— What this task involves —
Rewrite the records that follow, replacing each "sort-icon" with "sort-button" and leaving everything else unchanged.

— Recorded information —
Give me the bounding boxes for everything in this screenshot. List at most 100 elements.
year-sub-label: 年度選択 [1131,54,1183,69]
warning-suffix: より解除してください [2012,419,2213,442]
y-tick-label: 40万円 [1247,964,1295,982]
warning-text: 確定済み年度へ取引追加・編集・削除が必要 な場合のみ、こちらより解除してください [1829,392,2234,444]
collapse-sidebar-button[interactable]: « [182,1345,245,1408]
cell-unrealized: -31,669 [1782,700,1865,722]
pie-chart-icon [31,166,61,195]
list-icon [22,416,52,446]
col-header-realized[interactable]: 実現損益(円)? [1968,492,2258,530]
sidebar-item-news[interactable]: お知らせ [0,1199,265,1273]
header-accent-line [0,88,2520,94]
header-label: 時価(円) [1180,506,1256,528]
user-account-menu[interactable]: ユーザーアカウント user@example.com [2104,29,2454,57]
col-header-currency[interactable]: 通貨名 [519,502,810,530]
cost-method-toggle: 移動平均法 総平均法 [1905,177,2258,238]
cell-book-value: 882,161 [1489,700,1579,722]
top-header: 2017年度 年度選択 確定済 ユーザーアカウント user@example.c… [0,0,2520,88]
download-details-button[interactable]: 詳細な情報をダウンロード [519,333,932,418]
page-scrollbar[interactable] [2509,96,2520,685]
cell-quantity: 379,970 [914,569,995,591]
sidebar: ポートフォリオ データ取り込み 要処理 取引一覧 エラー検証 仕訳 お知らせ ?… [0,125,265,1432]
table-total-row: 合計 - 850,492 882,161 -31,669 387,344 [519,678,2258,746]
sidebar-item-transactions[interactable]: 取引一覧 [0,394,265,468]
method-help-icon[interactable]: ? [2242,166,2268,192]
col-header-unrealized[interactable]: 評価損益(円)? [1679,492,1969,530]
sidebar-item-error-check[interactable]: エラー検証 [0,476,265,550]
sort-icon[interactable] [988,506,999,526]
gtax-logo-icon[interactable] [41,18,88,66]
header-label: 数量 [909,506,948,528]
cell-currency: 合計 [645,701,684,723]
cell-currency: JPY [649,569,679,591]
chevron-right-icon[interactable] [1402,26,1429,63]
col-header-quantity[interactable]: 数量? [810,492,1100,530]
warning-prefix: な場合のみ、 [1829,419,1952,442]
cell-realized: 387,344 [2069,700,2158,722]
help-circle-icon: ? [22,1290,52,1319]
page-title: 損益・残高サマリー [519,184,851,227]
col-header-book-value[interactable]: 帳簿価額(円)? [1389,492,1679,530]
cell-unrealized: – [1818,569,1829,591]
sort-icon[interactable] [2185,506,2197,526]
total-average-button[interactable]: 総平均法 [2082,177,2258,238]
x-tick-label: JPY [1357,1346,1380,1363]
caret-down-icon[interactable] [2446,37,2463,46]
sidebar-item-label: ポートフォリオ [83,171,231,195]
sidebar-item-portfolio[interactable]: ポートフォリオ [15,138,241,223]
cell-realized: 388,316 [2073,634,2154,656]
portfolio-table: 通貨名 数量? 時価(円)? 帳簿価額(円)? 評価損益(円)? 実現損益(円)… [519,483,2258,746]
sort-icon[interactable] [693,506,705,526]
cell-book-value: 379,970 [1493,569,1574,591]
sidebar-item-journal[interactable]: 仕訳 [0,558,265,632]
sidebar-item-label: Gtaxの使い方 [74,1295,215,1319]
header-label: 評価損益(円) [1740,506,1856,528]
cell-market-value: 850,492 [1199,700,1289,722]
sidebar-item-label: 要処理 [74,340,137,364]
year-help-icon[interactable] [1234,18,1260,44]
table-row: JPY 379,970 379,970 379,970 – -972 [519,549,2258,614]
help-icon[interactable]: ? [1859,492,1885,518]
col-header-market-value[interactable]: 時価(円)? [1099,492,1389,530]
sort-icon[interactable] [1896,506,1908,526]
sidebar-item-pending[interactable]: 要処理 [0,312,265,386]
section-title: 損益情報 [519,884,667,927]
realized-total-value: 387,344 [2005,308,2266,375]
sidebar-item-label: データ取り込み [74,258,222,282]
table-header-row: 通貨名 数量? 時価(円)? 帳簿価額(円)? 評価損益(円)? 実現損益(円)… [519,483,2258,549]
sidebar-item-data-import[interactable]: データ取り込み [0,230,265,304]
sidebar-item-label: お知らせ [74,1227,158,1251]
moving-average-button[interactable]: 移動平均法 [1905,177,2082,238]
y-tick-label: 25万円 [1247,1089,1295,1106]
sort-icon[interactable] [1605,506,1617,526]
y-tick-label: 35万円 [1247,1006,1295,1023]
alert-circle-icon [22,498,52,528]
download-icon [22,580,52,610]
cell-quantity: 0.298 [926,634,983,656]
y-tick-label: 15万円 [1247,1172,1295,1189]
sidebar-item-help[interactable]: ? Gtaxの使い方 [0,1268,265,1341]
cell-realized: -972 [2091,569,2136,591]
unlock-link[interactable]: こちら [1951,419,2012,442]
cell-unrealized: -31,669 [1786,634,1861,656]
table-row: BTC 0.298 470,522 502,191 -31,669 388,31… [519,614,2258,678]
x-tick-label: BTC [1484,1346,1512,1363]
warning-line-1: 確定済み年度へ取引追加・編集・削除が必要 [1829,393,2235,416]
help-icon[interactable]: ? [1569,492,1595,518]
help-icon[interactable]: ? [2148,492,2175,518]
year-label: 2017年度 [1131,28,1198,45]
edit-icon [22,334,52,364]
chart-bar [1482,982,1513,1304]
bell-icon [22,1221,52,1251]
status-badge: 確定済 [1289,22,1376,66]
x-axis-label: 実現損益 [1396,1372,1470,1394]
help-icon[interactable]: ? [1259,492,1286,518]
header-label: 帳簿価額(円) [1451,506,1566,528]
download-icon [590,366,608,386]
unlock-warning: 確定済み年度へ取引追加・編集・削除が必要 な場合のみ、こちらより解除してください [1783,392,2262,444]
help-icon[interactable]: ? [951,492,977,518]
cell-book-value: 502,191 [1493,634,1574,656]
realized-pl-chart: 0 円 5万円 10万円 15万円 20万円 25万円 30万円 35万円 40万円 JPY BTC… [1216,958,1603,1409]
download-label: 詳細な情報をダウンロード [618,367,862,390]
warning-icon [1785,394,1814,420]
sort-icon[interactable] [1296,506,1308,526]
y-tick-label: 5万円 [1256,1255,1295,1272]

— Solved exercise —
Give me the bounding boxes for everything in this screenshot. List at most 100 elements.
year-sub-label: 年度選択 [1131,54,1183,69]
warning-suffix: より解除してください [2012,419,2213,442]
y-tick-label: 40万円 [1247,964,1295,982]
warning-text: 確定済み年度へ取引追加・編集・削除が必要 な場合のみ、こちらより解除してください [1829,392,2234,444]
collapse-sidebar-button[interactable]: « [182,1345,245,1408]
cell-unrealized: -31,669 [1782,700,1865,722]
pie-chart-icon [31,166,61,195]
list-icon [22,416,52,446]
col-header-realized[interactable]: 実現損益(円)? [1968,492,2258,530]
sidebar-item-news[interactable]: お知らせ [0,1199,265,1273]
header-accent-line [0,88,2520,94]
header-label: 時価(円) [1180,506,1256,528]
user-account-menu[interactable]: ユーザーアカウント user@example.com [2104,29,2454,57]
col-header-currency[interactable]: 通貨名 [519,502,810,530]
cost-method-toggle: 移動平均法 総平均法 [1905,177,2258,238]
cell-book-value: 882,161 [1489,700,1579,722]
top-header: 2017年度 年度選択 確定済 ユーザーアカウント user@example.c… [0,0,2520,88]
download-details-button[interactable]: 詳細な情報をダウンロード [519,333,932,418]
page-scrollbar[interactable] [2509,96,2520,685]
cell-quantity: 379,970 [914,569,995,591]
sidebar: ポートフォリオ データ取り込み 要処理 取引一覧 エラー検証 仕訳 お知らせ ?… [0,125,265,1432]
table-total-row: 合計 - 850,492 882,161 -31,669 387,344 [519,678,2258,746]
sidebar-item-transactions[interactable]: 取引一覧 [0,394,265,468]
method-help-icon[interactable]: ? [2242,166,2268,192]
col-header-unrealized[interactable]: 評価損益(円)? [1679,492,1969,530]
sidebar-item-error-check[interactable]: エラー検証 [0,476,265,550]
sort-button[interactable] [988,506,999,526]
gtax-logo-icon[interactable] [41,18,88,66]
header-label: 数量 [909,506,948,528]
cell-currency: 合計 [645,701,684,723]
cell-currency: JPY [649,569,679,591]
chevron-right-icon[interactable] [1402,26,1429,63]
col-header-quantity[interactable]: 数量? [810,492,1100,530]
warning-prefix: な場合のみ、 [1829,419,1952,442]
cell-realized: 387,344 [2069,700,2158,722]
help-circle-icon: ? [22,1290,52,1319]
page-title: 損益・残高サマリー [519,184,851,227]
col-header-book-value[interactable]: 帳簿価額(円)? [1389,492,1679,530]
cell-unrealized: – [1818,569,1829,591]
sort-button[interactable] [2185,506,2197,526]
total-average-button[interactable]: 総平均法 [2082,177,2258,238]
x-tick-label: JPY [1357,1346,1380,1363]
caret-down-icon[interactable] [2446,37,2463,46]
sidebar-item-label: ポートフォリオ [83,171,231,195]
sidebar-item-portfolio[interactable]: ポートフォリオ [15,138,241,223]
cell-realized: 388,316 [2073,634,2154,656]
portfolio-table: 通貨名 数量? 時価(円)? 帳簿価額(円)? 評価損益(円)? 実現損益(円)… [519,483,2258,746]
sort-button[interactable] [693,506,705,526]
cell-book-value: 379,970 [1493,569,1574,591]
sidebar-item-journal[interactable]: 仕訳 [0,558,265,632]
sidebar-item-label: Gtaxの使い方 [74,1295,215,1319]
header-label: 評価損益(円) [1740,506,1856,528]
cell-market-value: 850,492 [1199,700,1289,722]
sidebar-item-label: 要処理 [74,340,137,364]
year-help-icon[interactable] [1234,18,1260,44]
table-row: JPY 379,970 379,970 379,970 – -972 [519,549,2258,614]
help-icon[interactable]: ? [1859,492,1885,518]
col-header-market-value[interactable]: 時価(円)? [1099,492,1389,530]
sort-button[interactable] [1896,506,1908,526]
sidebar-item-pending[interactable]: 要処理 [0,312,265,386]
section-title: 損益情報 [519,884,667,927]
realized-total-value: 387,344 [2005,308,2266,375]
sidebar-item-label: データ取り込み [74,258,222,282]
table-header-row: 通貨名 数量? 時価(円)? 帳簿価額(円)? 評価損益(円)? 実現損益(円)… [519,483,2258,549]
sidebar-item-data-import[interactable]: データ取り込み [0,230,265,304]
sidebar-item-label: お知らせ [74,1227,158,1251]
moving-average-button[interactable]: 移動平均法 [1905,177,2082,238]
y-tick-label: 25万円 [1247,1089,1295,1106]
sort-button[interactable] [1605,506,1617,526]
y-tick-label: 35万円 [1247,1006,1295,1023]
alert-circle-icon [22,498,52,528]
download-icon [22,580,52,610]
cell-quantity: 0.298 [926,634,983,656]
y-tick-label: 15万円 [1247,1172,1295,1189]
sidebar-item-help[interactable]: ? Gtaxの使い方 [0,1268,265,1341]
cell-realized: -972 [2091,569,2136,591]
unlock-link[interactable]: こちら [1951,419,2012,442]
cell-unrealized: -31,669 [1786,634,1861,656]
table-row: BTC 0.298 470,522 502,191 -31,669 388,31… [519,614,2258,678]
x-tick-label: BTC [1484,1346,1512,1363]
warning-line-1: 確定済み年度へ取引追加・編集・削除が必要 [1829,393,2235,416]
help-icon[interactable]: ? [1569,492,1595,518]
help-icon[interactable]: ? [2148,492,2175,518]
year-label: 2017年度 [1131,28,1198,45]
edit-icon [22,334,52,364]
chart-bar [1482,982,1513,1304]
bell-icon [22,1221,52,1251]
status-badge: 確定済 [1289,22,1376,66]
x-axis-label: 実現損益 [1396,1372,1470,1394]
help-icon[interactable]: ? [1259,492,1286,518]
header-label: 帳簿価額(円) [1451,506,1566,528]
download-icon [590,366,608,386]
unlock-warning: 確定済み年度へ取引追加・編集・削除が必要 な場合のみ、こちらより解除してください [1783,392,2262,444]
help-icon[interactable]: ? [951,492,977,518]
cell-book-value: 502,191 [1493,634,1574,656]
realized-pl-chart: 0 円 5万円 10万円 15万円 20万円 25万円 30万円 35万円 40万円 JPY BTC… [1216,958,1603,1409]
download-label: 詳細な情報をダウンロード [618,367,862,390]
warning-icon [1785,394,1814,420]
sort-button[interactable] [1296,506,1308,526]
y-tick-label: 5万円 [1256,1255,1295,1272]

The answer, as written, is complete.